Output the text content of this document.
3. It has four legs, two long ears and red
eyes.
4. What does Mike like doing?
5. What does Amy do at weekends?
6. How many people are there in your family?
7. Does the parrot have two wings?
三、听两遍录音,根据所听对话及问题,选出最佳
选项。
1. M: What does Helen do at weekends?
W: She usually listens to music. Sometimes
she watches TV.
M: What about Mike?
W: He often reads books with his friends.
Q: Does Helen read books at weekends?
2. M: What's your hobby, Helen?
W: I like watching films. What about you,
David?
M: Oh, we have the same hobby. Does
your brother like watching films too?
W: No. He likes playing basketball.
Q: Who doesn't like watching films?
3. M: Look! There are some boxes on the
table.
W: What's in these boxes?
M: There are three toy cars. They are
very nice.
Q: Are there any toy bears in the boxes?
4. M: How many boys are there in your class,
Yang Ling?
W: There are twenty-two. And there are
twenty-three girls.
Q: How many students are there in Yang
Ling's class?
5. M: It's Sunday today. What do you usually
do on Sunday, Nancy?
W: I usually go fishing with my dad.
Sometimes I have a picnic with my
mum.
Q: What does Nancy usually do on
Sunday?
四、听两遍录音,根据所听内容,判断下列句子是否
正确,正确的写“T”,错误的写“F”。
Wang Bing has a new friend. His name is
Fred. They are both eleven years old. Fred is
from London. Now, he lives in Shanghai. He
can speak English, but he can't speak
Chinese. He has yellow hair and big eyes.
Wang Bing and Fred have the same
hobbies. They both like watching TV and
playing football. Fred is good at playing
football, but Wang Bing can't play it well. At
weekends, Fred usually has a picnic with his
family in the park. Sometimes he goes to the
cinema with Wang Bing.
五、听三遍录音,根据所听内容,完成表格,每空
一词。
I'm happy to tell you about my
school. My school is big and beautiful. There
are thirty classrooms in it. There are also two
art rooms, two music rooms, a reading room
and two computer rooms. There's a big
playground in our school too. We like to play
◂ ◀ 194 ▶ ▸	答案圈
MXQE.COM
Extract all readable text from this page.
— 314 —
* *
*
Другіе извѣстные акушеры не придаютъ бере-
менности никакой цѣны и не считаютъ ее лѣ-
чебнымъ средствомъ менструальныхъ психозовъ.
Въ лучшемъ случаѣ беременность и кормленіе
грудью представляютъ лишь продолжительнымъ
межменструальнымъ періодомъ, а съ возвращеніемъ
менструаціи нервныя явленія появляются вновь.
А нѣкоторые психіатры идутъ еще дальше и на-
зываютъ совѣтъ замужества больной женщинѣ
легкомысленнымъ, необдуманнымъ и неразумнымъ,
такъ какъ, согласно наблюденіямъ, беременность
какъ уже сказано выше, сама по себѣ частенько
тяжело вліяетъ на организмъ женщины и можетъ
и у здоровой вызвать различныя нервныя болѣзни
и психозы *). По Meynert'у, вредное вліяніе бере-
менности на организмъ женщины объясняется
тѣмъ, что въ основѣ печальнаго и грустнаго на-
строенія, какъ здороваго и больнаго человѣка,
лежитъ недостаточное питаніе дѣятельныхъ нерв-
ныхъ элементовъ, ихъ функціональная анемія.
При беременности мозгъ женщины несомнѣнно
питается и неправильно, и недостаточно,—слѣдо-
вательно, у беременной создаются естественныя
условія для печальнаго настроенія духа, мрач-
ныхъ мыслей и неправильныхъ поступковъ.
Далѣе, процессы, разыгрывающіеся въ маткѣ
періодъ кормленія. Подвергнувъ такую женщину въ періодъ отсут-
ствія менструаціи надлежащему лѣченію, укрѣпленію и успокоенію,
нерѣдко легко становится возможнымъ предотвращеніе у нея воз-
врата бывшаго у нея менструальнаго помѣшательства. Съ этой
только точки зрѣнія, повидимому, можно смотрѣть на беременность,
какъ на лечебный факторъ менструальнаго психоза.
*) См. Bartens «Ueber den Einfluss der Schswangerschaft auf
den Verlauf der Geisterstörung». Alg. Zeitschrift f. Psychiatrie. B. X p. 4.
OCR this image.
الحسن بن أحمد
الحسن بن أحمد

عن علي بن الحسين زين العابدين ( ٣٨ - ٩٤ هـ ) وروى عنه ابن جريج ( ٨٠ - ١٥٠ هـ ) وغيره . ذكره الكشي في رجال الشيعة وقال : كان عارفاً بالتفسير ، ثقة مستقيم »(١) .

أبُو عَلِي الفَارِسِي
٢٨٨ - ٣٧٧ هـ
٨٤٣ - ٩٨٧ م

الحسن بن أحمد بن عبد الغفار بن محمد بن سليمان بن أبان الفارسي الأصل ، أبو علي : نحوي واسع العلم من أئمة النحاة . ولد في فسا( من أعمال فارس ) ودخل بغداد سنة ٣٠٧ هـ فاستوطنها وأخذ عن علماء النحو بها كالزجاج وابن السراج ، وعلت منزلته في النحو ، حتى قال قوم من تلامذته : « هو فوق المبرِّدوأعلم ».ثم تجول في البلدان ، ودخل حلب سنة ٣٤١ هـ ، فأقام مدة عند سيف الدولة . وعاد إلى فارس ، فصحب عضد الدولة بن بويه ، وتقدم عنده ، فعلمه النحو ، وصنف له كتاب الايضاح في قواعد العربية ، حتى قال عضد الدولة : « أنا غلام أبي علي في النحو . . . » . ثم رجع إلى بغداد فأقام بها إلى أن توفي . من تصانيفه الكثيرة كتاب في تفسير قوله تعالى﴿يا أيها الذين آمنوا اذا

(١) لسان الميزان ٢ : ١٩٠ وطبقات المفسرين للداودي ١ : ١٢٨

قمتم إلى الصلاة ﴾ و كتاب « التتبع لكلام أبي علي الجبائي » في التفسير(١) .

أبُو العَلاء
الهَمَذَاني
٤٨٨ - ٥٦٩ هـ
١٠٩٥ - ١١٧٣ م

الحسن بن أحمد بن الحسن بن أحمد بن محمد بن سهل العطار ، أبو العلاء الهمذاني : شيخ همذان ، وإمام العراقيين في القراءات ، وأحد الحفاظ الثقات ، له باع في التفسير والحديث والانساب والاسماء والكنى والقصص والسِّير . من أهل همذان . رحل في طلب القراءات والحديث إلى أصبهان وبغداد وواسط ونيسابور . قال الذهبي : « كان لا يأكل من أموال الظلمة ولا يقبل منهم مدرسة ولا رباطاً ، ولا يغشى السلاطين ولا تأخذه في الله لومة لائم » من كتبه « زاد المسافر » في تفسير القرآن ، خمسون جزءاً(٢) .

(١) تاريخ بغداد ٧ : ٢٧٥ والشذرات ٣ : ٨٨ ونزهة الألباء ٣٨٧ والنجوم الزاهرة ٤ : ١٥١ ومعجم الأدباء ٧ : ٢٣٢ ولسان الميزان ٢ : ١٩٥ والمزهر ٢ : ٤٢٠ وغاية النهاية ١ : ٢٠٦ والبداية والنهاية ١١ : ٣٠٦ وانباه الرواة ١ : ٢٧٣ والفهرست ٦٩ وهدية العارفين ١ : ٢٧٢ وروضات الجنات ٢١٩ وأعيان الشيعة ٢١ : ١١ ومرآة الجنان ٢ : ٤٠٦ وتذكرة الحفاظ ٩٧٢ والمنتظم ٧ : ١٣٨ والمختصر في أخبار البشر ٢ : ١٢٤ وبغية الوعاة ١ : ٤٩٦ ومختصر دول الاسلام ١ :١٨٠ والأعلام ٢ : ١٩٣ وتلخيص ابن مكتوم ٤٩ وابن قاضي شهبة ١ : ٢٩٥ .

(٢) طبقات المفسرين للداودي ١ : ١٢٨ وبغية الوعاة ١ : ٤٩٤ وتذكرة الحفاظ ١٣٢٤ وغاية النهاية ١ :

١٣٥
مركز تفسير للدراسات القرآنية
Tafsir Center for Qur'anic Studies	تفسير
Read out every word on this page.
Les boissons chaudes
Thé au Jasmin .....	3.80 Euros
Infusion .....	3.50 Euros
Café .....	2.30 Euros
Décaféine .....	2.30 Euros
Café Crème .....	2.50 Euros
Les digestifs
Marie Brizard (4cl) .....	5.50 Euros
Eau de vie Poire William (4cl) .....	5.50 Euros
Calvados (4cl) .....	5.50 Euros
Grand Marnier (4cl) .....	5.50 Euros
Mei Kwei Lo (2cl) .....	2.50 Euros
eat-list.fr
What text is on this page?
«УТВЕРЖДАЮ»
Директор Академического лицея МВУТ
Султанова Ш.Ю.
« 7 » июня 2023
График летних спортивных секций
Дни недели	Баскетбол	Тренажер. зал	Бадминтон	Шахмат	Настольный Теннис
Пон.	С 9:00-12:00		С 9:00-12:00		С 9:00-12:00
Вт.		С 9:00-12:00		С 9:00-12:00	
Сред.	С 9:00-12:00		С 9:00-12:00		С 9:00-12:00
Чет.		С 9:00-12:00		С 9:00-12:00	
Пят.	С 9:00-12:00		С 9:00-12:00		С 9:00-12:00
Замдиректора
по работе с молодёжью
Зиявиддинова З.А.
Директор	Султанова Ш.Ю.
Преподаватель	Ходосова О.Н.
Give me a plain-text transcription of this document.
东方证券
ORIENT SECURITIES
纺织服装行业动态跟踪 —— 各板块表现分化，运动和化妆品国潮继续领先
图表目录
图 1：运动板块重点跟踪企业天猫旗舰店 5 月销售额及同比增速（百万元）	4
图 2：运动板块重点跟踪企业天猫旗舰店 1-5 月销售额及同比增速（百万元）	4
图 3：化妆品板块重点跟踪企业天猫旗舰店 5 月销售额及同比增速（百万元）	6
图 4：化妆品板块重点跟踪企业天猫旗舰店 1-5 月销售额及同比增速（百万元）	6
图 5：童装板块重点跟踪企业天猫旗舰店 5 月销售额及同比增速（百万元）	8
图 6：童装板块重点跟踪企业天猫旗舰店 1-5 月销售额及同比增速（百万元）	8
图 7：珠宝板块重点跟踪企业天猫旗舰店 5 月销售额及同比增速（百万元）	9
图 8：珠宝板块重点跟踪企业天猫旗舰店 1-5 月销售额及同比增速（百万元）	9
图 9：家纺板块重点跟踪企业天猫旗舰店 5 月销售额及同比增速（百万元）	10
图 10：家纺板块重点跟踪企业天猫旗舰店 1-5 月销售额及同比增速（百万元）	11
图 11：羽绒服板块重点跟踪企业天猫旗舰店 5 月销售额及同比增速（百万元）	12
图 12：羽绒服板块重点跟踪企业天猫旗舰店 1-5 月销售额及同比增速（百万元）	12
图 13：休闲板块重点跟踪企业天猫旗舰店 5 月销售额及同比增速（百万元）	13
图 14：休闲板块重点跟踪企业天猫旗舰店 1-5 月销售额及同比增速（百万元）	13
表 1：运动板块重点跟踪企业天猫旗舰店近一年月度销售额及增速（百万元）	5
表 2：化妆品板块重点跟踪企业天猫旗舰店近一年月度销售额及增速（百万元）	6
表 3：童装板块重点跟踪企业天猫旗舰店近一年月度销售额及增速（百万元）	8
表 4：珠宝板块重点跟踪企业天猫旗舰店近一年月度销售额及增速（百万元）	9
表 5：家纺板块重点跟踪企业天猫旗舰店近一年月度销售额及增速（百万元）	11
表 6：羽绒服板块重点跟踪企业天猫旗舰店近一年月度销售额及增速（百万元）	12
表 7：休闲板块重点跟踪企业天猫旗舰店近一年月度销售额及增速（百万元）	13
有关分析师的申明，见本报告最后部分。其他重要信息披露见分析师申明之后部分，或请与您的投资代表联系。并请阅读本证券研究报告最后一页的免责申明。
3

**Task goal**
Gather each line from the listing above that holds "какъ".

**Final result**
такъ какъ, согласно наблюденіямъ, беременность
какъ уже сказано выше, сама по себѣ частенько
строенія, какъ здороваго и больнаго человѣка,
какъ на лечебный факторъ менструальнаго психоза.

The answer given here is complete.